[start]
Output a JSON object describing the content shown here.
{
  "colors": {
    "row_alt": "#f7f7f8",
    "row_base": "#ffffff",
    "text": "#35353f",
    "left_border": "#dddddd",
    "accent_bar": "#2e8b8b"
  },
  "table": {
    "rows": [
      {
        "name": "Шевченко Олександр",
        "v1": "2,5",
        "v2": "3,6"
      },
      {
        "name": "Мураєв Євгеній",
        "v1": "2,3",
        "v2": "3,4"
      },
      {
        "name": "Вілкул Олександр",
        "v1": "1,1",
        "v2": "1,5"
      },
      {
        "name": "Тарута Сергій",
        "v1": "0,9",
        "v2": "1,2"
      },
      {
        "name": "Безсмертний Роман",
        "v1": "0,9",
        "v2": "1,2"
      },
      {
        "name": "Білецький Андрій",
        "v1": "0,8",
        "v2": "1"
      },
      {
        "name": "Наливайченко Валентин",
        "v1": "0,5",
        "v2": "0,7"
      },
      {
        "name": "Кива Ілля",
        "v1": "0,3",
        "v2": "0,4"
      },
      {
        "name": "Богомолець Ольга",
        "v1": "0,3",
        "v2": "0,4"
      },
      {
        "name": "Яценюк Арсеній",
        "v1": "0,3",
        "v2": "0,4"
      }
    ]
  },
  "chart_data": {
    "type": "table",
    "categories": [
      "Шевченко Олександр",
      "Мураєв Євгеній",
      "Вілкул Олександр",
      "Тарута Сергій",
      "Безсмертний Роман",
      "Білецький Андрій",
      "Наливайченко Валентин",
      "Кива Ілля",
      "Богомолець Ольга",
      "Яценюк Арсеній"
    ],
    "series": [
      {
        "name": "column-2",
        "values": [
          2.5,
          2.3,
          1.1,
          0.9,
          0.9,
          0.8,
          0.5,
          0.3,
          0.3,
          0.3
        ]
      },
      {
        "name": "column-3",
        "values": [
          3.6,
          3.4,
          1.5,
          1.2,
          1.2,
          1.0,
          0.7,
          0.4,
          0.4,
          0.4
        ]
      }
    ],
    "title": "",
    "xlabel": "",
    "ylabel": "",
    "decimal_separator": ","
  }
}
[end]
▶ **PROMPT**:
Copy each line of the records that contains the word "Яценюк".

▶ **RIGHT ANSWER**:
        "name": "Яценюк Арсеній",
      "Яценюк Арсеній"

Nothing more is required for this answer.